(Dataset entries)
"""

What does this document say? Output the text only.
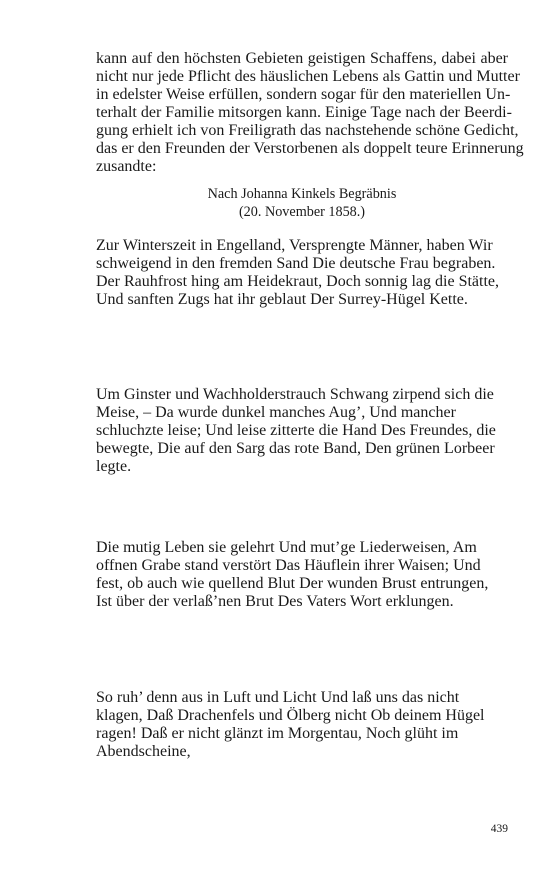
kann auf den höchsten Gebieten geistigen Schaffens, dabei aber
nicht nur jede Pflicht des häuslichen Lebens als Gattin und Mutter
in edelster Weise erfüllen, sondern sogar für den materiellen Un-
terhalt der Familie mitsorgen kann. Einige Tage nach der Beerdi-
gung erhielt ich von Freiligrath das nachstehende schöne Gedicht,
das er den Freunden der Verstorbenen als doppelt teure Erinnerung
zusandte:
Nach Johanna Kinkels Begräbnis
(20. November 1858.)
Zur Winterszeit in Engelland, Versprengte Männer, haben Wir schweigend in den fremden Sand Die deutsche Frau begraben. Der Rauhfrost hing am Heidekraut, Doch sonnig lag die Stätte, Und sanften Zugs hat ihr geblaut Der Surrey-Hügel Kette.
Um Ginster und Wachholderstrauch Schwang zirpend sich die Meise, – Da wurde dunkel manches Aug’, Und mancher schluchzte leise; Und leise zitterte die Hand Des Freundes, die bewegte, Die auf den Sarg das rote Band, Den grünen Lorbeer legte.
Die mutig Leben sie gelehrt Und mut’ge Liederweisen, Am offnen Grabe stand verstört Das Häuflein ihrer Waisen; Und fest, ob auch wie quellend Blut Der wunden Brust entrungen, Ist über der verlaß’nen Brut Des Vaters Wort erklungen.
So ruh’ denn aus in Luft und Licht Und laß uns das nicht klagen, Daß Drachenfels und Ölberg nicht Ob deinem Hügel ragen! Daß er nicht glänzt im Morgentau, Noch glüht im Abendscheine,
439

"""

Exclude every picture and copy the remaining data exactly.

What does this document say? Output the text only.
kann auf den höchsten Gebieten geistigen Schaffens, dabei aber
nicht nur jede Pflicht des häuslichen Lebens als Gattin und Mutter
in edelster Weise erfüllen, sondern sogar für den materiellen Un-
terhalt der Familie mitsorgen kann. Einige Tage nach der Beerdi-
gung erhielt ich von Freiligrath das nachstehende schöne Gedicht,
das er den Freunden der Verstorbenen als doppelt teure Erinnerung
zusandte:
Nach Johanna Kinkels Begräbnis
(20. November 1858.)
Zur Winterszeit in Engelland, Versprengte Männer, haben Wir schweigend in den fremden Sand Die deutsche Frau begraben. Der Rauhfrost hing am Heidekraut, Doch sonnig lag die Stätte, Und sanften Zugs hat ihr geblaut Der Surrey-Hügel Kette.
Um Ginster und Wachholderstrauch Schwang zirpend sich die Meise, – Da wurde dunkel manches Aug’, Und mancher schluchzte leise; Und leise zitterte die Hand Des Freundes, die bewegte, Die auf den Sarg das rote Band, Den grünen Lorbeer legte.
Die mutig Leben sie gelehrt Und mut’ge Liederweisen, Am offnen Grabe stand verstört Das Häuflein ihrer Waisen; Und fest, ob auch wie quellend Blut Der wunden Brust entrungen, Ist über der verlaß’nen Brut Des Vaters Wort erklungen.
So ruh’ denn aus in Luft und Licht Und laß uns das nicht klagen, Daß Drachenfels und Ölberg nicht Ob deinem Hügel ragen! Daß er nicht glänzt im Morgentau, Noch glüht im Abendscheine,
439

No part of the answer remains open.